→ WHAT THE EXERCISE ASKS: Repeat the lines that follow, leaving nothing out.

→ AVAILABLE DATA:
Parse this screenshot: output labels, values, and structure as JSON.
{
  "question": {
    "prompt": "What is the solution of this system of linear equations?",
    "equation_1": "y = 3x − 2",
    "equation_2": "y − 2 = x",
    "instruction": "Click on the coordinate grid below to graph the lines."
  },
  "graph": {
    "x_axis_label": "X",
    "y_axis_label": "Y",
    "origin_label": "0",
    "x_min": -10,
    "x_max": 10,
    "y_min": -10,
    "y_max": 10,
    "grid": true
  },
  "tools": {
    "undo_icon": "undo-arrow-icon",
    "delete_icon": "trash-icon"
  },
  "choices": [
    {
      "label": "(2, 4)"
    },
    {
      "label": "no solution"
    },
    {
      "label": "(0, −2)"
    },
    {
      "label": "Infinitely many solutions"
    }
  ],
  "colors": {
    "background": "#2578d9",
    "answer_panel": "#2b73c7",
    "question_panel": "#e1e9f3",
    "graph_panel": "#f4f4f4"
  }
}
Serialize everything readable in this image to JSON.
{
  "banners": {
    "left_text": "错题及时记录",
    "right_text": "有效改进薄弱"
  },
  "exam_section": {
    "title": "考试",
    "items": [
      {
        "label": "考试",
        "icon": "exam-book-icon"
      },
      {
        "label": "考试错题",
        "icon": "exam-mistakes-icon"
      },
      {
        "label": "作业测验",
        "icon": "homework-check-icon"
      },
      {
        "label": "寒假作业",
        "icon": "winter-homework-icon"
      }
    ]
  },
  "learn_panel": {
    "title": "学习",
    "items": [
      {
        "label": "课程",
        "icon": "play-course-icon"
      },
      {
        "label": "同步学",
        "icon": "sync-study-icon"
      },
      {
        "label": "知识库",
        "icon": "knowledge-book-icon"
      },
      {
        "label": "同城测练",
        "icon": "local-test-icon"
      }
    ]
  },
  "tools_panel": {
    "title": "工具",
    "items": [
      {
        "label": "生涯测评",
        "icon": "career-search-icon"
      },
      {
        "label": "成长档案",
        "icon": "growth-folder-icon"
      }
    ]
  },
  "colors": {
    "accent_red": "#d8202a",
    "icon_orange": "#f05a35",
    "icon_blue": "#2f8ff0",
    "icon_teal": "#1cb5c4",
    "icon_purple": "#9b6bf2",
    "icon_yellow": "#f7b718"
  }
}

→ RESULT BELOW:
Parse this screenshot: output labels, values, and structure as JSON.
{
  "question": {
    "prompt": "What is the solution of this system of linear equations?",
    "equation_1": "y = 3x − 2",
    "equation_2": "y − 2 = x",
    "instruction": "Click on the coordinate grid below to graph the lines."
  },
  "graph": {
    "x_axis_label": "X",
    "y_axis_label": "Y",
    "origin_label": "0",
    "x_min": -10,
    "x_max": 10,
    "y_min": -10,
    "y_max": 10,
    "grid": true
  },
  "tools": {
    "undo_icon": "undo-arrow-icon",
    "delete_icon": "trash-icon"
  },
  "choices": [
    {
      "label": "(2, 4)"
    },
    {
      "label": "no solution"
    },
    {
      "label": "(0, −2)"
    },
    {
      "label": "Infinitely many solutions"
    }
  ],
  "colors": {
    "background": "#2578d9",
    "answer_panel": "#2b73c7",
    "question_panel": "#e1e9f3",
    "graph_panel": "#f4f4f4"
  }
}
Serialize everything readable in this image to JSON.
{
  "banners": {
    "left_text": "错题及时记录",
    "right_text": "有效改进薄弱"
  },
  "exam_section": {
    "title": "考试",
    "items": [
      {
        "label": "考试",
        "icon": "exam-book-icon"
      },
      {
        "label": "考试错题",
        "icon": "exam-mistakes-icon"
      },
      {
        "label": "作业测验",
        "icon": "homework-check-icon"
      },
      {
        "label": "寒假作业",
        "icon": "winter-homework-icon"
      }
    ]
  },
  "learn_panel": {
    "title": "学习",
    "items": [
      {
        "label": "课程",
        "icon": "play-course-icon"
      },
      {
        "label": "同步学",
        "icon": "sync-study-icon"
      },
      {
        "label": "知识库",
        "icon": "knowledge-book-icon"
      },
      {
        "label": "同城测练",
        "icon": "local-test-icon"
      }
    ]
  },
  "tools_panel": {
    "title": "工具",
    "items": [
      {
        "label": "生涯测评",
        "icon": "career-search-icon"
      },
      {
        "label": "成长档案",
        "icon": "growth-folder-icon"
      }
    ]
  },
  "colors": {
    "accent_red": "#d8202a",
    "icon_orange": "#f05a35",
    "icon_blue": "#2f8ff0",
    "icon_teal": "#1cb5c4",
    "icon_purple": "#9b6bf2",
    "icon_yellow": "#f7b718"
  }
}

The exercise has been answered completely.